======== Records for this task ========

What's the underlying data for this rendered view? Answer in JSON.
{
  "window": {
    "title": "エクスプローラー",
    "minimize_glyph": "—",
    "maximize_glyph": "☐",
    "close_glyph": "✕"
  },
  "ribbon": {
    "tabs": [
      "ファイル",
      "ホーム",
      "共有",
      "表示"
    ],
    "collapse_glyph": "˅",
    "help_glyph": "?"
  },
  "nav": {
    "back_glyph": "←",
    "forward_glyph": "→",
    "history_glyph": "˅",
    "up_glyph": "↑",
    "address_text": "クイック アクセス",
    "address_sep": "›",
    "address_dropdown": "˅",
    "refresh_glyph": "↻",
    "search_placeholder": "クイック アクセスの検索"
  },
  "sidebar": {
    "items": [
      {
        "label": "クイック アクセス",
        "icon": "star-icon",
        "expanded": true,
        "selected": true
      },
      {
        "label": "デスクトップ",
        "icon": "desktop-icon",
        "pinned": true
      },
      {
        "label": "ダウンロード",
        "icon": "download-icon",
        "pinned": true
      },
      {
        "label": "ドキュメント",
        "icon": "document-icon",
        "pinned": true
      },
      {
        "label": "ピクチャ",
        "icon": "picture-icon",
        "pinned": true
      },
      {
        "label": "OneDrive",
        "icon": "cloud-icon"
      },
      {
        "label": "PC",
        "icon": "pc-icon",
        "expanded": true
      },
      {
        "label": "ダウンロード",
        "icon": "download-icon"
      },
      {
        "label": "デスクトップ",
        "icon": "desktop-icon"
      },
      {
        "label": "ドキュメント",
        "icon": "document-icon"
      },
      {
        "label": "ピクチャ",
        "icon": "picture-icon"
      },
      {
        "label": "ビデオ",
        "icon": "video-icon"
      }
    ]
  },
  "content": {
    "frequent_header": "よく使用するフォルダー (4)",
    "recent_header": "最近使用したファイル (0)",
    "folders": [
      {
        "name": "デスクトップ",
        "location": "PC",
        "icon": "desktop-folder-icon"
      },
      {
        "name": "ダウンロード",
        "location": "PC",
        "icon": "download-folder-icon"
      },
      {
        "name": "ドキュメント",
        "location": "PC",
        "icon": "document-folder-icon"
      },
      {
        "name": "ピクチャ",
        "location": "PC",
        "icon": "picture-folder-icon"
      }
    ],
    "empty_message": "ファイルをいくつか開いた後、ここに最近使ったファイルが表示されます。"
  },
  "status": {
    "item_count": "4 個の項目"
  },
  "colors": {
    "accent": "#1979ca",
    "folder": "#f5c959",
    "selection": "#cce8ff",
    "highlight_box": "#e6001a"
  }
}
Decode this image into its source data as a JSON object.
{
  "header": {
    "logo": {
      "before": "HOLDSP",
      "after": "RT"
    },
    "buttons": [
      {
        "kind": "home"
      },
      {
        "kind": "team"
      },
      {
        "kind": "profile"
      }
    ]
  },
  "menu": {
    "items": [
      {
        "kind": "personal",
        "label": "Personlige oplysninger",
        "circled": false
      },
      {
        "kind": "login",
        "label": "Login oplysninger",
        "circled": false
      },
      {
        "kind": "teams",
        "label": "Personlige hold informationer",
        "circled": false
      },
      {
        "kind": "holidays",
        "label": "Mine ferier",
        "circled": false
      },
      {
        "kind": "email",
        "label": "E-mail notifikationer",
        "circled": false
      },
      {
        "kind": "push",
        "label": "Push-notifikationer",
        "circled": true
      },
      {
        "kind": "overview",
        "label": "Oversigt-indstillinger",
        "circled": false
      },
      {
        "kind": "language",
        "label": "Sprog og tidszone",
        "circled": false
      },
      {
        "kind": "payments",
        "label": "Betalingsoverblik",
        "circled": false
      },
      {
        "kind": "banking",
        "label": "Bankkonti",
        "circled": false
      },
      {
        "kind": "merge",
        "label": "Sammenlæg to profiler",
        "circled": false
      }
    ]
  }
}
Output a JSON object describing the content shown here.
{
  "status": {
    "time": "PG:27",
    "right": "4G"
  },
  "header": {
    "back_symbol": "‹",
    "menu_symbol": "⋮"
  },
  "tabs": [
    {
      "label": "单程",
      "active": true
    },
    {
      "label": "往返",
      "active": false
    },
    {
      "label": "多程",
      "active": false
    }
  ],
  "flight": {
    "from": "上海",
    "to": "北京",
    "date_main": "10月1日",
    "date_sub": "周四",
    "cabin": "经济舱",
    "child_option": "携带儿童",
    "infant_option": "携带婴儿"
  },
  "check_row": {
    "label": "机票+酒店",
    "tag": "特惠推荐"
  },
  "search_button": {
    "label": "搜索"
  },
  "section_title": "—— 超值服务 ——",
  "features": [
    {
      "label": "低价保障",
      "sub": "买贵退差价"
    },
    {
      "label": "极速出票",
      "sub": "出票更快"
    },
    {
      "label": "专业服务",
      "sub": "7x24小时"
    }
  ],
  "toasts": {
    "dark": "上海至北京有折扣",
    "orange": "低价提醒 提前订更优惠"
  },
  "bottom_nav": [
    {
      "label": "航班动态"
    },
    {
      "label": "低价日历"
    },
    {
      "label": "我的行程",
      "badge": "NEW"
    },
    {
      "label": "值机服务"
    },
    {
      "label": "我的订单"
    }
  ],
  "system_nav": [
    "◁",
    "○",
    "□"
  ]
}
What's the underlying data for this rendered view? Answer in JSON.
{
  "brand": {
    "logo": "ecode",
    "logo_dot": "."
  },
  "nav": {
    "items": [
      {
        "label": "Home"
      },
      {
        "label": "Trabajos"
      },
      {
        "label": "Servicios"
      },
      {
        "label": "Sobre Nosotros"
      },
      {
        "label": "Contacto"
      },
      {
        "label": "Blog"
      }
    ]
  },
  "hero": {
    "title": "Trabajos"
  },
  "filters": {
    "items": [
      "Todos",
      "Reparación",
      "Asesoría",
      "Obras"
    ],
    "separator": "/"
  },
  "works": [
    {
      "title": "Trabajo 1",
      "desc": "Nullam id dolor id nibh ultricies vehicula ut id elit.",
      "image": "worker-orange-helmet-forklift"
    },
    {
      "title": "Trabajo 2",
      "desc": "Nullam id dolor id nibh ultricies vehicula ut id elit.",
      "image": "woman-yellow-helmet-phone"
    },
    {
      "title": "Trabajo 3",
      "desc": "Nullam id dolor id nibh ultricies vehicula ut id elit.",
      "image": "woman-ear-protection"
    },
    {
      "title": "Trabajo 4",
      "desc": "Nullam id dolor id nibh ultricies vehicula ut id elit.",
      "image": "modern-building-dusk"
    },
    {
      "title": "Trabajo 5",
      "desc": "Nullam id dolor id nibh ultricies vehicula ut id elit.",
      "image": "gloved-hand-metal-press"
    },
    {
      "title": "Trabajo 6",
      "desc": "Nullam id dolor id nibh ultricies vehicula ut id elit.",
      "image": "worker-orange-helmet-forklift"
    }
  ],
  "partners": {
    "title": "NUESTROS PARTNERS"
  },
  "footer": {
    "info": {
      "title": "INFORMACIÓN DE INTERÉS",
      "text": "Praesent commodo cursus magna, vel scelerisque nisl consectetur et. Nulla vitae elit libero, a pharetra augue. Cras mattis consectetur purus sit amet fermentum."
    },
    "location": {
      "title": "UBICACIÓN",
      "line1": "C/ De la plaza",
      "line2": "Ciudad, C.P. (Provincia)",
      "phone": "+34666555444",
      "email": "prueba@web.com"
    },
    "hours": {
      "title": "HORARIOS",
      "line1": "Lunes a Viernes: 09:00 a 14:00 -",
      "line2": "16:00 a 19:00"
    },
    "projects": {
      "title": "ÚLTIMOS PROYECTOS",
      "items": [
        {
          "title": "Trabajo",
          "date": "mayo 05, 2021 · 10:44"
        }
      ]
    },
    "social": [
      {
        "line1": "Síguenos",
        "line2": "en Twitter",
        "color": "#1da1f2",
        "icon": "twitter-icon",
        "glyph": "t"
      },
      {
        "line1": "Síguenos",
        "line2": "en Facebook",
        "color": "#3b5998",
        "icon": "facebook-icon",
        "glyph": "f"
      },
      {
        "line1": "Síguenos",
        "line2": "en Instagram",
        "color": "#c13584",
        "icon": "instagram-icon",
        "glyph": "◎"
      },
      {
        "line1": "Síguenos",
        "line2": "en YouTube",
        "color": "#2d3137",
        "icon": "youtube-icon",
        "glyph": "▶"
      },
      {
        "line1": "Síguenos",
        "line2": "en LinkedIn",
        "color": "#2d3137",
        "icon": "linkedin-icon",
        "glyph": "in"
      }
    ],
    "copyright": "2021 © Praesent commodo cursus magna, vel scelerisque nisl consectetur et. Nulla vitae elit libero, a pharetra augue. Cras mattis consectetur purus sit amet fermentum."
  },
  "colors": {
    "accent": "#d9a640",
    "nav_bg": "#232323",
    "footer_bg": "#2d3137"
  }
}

========

## [Requirements]
Identify every line where the string "consectetur" appears.

## [Reply to the task]
      "text": "Praesent commodo cursus magna, vel scelerisque nisl consectetur et. Nulla vitae elit libero, a pharetra augue. Cras mattis consectetur purus sit amet fermentum."
    "copyright": "2021 © Praesent commodo cursus magna, vel scelerisque nisl consectetur et. Nulla vitae elit libero, a pharetra augue. Cras mattis consectetur purus sit amet fermentum."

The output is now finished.